■ **DATA FOR THE TASK**

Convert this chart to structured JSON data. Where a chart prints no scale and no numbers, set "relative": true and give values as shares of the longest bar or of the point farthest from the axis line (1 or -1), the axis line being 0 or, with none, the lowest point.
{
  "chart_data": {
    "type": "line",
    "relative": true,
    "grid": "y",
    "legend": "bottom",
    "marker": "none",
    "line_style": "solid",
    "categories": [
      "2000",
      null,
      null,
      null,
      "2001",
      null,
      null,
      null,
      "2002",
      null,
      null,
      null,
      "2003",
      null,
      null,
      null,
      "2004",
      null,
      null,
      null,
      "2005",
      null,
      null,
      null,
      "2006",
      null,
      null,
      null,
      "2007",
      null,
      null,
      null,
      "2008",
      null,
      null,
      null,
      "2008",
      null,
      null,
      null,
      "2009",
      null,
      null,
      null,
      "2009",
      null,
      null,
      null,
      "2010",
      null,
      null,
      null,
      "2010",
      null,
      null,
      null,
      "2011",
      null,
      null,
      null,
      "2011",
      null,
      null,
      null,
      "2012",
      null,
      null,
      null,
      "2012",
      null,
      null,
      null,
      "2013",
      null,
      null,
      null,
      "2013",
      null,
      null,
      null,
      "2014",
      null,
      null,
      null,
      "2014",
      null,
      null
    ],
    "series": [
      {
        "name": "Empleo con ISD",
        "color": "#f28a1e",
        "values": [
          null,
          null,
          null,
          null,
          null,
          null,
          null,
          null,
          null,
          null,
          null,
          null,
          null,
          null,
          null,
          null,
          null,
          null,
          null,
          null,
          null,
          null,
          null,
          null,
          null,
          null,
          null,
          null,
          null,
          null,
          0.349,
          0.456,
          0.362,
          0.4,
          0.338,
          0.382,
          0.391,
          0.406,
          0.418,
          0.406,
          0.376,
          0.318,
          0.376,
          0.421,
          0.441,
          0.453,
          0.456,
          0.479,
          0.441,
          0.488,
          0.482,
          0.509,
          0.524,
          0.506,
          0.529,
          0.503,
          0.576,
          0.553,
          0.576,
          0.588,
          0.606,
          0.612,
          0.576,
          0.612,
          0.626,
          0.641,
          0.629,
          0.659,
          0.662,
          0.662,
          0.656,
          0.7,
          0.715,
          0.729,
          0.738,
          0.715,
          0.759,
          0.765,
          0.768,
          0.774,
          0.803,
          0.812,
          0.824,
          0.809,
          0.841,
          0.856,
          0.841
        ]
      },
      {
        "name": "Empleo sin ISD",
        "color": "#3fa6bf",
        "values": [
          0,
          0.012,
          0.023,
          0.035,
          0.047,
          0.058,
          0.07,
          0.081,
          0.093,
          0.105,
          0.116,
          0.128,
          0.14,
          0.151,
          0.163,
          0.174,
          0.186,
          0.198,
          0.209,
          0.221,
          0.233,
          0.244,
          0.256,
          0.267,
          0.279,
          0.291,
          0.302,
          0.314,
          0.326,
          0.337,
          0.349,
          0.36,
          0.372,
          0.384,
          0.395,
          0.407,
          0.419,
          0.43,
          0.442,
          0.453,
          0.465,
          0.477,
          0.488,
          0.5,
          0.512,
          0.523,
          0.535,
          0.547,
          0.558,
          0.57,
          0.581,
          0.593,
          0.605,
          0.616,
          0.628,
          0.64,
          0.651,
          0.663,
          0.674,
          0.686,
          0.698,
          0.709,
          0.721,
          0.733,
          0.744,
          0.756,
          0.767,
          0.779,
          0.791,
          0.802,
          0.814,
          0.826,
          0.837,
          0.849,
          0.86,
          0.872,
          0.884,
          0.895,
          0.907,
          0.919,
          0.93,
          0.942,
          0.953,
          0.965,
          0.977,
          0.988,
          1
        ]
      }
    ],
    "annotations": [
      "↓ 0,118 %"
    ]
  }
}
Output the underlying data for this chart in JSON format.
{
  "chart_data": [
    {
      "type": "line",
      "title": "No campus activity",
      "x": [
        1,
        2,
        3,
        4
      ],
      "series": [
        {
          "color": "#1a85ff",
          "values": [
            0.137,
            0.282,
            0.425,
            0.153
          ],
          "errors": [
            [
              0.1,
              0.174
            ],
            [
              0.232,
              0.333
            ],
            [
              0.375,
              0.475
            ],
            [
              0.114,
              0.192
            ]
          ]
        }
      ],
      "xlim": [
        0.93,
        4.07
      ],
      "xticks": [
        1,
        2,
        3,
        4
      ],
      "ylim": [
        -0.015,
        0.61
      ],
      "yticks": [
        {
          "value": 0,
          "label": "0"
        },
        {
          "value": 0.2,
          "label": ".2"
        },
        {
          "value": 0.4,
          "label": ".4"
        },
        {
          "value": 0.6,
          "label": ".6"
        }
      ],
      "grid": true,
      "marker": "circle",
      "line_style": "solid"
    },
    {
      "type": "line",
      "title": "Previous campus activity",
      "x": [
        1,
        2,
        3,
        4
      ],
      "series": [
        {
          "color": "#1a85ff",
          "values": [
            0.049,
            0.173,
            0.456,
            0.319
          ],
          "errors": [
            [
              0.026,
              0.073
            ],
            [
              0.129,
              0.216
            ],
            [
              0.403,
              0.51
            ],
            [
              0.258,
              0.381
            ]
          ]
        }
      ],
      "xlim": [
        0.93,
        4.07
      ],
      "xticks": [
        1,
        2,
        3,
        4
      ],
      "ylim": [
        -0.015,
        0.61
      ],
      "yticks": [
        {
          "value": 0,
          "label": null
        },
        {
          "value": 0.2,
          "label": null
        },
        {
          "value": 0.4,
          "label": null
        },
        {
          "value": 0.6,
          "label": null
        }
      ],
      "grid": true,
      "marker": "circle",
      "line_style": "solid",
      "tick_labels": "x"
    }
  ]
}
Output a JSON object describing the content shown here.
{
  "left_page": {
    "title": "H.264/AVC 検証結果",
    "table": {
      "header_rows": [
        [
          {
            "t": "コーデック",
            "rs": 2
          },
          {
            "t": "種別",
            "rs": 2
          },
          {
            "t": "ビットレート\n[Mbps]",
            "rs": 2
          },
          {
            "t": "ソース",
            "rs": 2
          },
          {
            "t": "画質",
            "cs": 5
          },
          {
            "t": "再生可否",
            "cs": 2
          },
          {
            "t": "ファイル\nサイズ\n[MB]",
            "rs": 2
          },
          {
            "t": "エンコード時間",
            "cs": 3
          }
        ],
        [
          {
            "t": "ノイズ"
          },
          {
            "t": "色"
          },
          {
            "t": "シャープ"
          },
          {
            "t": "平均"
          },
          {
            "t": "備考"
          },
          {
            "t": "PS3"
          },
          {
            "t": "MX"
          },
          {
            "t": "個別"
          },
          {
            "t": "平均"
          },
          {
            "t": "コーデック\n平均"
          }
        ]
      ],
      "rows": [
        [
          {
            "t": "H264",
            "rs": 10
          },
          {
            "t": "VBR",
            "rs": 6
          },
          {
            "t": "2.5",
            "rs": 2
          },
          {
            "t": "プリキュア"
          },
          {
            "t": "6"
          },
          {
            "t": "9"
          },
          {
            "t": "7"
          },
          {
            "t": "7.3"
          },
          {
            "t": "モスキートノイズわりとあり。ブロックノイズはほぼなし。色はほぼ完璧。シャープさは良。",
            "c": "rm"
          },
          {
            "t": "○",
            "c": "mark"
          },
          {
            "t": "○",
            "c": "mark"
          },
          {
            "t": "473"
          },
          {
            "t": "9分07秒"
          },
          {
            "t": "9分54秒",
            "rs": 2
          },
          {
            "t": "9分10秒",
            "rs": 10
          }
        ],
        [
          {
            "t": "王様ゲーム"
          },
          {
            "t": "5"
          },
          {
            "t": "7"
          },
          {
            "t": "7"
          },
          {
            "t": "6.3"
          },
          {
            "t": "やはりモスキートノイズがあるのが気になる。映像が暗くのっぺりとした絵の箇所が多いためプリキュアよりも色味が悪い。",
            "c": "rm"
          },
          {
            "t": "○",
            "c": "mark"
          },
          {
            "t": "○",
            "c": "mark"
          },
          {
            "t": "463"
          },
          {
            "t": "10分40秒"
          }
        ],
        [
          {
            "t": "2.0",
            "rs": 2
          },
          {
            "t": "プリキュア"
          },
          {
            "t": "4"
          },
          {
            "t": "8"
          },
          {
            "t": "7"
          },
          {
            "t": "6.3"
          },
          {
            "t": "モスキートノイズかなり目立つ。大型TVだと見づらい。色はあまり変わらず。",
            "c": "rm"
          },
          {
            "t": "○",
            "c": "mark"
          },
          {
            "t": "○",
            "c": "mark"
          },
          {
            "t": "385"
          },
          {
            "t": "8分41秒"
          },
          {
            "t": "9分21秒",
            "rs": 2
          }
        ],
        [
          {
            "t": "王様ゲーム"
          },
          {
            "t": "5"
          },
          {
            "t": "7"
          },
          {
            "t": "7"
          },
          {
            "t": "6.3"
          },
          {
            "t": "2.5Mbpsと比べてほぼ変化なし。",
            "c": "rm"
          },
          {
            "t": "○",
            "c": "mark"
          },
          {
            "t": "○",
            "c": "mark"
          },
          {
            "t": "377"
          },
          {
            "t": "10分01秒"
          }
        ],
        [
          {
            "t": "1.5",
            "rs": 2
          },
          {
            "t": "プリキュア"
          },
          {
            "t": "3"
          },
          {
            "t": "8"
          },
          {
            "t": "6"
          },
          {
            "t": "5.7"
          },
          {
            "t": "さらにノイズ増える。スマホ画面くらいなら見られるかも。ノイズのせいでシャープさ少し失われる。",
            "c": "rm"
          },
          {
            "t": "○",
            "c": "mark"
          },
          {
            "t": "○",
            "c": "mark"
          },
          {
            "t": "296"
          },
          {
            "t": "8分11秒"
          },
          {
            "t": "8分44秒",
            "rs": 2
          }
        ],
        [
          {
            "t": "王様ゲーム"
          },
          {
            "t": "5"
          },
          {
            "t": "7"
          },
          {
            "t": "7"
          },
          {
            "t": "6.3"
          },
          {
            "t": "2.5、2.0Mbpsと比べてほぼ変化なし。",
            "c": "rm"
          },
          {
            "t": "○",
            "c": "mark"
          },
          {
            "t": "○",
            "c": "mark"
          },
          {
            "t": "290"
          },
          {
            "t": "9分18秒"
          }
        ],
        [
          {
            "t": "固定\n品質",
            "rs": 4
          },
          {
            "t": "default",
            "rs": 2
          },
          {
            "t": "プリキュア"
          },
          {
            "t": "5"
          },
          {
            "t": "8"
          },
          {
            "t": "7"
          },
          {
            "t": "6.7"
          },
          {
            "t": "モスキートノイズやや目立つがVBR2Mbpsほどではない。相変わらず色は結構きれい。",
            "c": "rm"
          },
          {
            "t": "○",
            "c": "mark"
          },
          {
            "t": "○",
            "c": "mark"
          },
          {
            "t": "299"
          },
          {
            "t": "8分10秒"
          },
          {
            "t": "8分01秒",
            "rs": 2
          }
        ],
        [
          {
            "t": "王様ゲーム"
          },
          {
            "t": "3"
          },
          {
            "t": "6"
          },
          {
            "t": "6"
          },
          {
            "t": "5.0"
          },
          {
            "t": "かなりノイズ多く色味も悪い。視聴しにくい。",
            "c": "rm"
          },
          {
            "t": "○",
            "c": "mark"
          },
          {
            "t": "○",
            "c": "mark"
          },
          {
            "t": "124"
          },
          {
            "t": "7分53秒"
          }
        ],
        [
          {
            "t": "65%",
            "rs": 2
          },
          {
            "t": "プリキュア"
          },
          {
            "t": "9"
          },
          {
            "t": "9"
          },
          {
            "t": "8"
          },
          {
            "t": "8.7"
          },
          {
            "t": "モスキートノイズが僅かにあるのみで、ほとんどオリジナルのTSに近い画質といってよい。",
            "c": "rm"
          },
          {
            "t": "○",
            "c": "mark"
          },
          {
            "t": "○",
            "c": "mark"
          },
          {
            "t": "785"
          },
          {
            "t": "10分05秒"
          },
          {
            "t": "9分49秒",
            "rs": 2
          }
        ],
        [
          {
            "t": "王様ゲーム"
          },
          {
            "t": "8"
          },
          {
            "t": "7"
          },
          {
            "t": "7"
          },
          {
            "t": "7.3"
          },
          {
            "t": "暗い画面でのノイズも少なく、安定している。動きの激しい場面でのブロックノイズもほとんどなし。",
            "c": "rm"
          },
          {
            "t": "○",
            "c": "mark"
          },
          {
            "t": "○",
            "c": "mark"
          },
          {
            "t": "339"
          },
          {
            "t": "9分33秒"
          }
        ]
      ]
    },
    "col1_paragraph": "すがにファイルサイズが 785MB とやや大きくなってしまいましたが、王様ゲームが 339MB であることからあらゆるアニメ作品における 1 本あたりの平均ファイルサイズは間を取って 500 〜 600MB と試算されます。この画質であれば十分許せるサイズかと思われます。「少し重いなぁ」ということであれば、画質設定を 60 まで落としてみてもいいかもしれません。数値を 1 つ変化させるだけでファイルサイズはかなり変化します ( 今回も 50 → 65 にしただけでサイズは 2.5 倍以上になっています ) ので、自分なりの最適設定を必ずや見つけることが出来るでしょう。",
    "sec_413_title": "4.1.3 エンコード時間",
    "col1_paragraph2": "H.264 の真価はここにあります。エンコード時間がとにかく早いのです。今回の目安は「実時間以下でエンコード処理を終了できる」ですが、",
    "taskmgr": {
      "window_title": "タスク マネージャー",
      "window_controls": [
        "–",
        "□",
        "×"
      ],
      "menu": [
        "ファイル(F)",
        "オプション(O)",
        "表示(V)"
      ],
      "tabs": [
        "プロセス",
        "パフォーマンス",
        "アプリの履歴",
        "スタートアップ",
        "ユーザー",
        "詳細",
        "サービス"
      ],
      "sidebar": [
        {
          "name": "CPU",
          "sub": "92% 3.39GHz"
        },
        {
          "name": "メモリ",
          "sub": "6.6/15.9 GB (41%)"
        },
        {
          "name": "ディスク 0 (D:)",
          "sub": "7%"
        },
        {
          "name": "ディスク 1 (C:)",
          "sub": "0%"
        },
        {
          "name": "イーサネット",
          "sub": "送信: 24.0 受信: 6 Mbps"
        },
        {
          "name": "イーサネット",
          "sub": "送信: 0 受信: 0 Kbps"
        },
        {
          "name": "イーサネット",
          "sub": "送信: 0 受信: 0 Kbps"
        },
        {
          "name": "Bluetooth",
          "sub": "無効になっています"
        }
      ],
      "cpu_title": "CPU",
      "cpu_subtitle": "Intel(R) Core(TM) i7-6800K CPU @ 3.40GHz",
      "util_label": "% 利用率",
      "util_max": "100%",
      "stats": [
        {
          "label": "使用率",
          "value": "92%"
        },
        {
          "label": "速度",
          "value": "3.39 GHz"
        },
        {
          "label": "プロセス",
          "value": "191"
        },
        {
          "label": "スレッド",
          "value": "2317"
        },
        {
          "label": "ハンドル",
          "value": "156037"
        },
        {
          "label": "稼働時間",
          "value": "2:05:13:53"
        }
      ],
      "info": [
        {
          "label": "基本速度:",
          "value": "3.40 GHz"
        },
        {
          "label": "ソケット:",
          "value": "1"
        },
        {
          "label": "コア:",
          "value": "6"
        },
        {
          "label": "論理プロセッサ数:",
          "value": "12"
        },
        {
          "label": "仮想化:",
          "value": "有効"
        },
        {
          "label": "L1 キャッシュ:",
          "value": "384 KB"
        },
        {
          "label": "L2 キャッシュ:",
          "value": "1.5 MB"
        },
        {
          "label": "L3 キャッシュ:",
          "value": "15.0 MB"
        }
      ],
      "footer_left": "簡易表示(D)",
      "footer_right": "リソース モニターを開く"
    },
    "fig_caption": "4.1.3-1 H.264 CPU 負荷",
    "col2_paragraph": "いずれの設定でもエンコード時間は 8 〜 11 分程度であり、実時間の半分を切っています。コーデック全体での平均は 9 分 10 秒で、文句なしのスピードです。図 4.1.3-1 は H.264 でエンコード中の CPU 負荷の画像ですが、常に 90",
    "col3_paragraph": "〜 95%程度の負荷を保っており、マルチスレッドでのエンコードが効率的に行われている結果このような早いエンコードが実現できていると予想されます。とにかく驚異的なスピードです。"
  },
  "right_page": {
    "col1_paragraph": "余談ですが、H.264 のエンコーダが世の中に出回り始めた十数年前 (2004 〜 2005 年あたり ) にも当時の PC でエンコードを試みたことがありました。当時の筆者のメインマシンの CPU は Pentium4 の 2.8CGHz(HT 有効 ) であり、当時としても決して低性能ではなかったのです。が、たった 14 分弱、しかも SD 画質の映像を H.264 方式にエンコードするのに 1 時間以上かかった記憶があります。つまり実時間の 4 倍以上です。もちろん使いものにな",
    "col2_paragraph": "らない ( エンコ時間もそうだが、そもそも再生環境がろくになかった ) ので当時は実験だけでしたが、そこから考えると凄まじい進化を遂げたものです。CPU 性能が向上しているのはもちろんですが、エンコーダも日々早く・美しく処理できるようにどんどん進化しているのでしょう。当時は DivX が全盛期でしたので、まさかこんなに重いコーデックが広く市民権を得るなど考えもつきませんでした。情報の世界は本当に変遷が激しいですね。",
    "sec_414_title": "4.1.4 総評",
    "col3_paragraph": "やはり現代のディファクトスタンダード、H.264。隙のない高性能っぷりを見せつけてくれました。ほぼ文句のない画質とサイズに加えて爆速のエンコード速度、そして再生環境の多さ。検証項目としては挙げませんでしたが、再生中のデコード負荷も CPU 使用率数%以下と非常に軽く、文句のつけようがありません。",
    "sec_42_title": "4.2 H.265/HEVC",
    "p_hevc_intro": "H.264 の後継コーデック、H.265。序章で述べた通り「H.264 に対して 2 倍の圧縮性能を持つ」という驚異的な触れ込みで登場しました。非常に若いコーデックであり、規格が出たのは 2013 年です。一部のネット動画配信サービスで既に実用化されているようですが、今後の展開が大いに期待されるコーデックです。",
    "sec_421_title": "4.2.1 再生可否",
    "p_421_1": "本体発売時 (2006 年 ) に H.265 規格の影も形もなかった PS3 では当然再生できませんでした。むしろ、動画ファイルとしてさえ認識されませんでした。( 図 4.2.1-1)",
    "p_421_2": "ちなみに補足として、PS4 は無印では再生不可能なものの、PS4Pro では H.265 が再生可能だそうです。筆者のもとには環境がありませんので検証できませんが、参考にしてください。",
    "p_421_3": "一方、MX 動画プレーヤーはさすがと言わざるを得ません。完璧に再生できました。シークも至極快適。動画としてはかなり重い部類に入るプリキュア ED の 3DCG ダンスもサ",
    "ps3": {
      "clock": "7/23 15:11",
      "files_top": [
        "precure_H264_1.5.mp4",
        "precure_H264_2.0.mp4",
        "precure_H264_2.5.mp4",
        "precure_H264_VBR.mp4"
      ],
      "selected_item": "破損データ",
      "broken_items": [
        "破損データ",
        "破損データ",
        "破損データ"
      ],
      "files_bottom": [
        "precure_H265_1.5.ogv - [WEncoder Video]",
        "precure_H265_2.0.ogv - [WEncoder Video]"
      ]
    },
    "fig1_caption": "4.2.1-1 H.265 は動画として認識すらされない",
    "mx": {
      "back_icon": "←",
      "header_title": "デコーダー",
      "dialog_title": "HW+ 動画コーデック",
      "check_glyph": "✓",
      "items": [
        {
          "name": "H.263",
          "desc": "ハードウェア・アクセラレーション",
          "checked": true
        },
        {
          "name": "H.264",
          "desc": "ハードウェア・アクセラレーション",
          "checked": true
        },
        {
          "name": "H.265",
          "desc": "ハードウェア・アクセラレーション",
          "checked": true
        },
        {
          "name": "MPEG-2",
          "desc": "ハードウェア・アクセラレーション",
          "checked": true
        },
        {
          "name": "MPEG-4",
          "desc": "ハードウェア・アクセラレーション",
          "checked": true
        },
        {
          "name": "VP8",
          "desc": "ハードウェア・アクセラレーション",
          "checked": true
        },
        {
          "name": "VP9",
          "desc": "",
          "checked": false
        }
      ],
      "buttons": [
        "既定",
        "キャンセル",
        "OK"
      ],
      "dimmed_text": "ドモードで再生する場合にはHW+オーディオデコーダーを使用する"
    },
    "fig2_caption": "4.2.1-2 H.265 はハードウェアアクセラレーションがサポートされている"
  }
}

■ **DIRECTIONS FOR THIS TASK**
All lines in the data that contain the word "WEncoder" should be copied.

■ **CORRECT RESULT**
        "precure_H265_1.5.ogv - [WEncoder Video]",
        "precure_H265_2.0.ogv - [WEncoder Video]"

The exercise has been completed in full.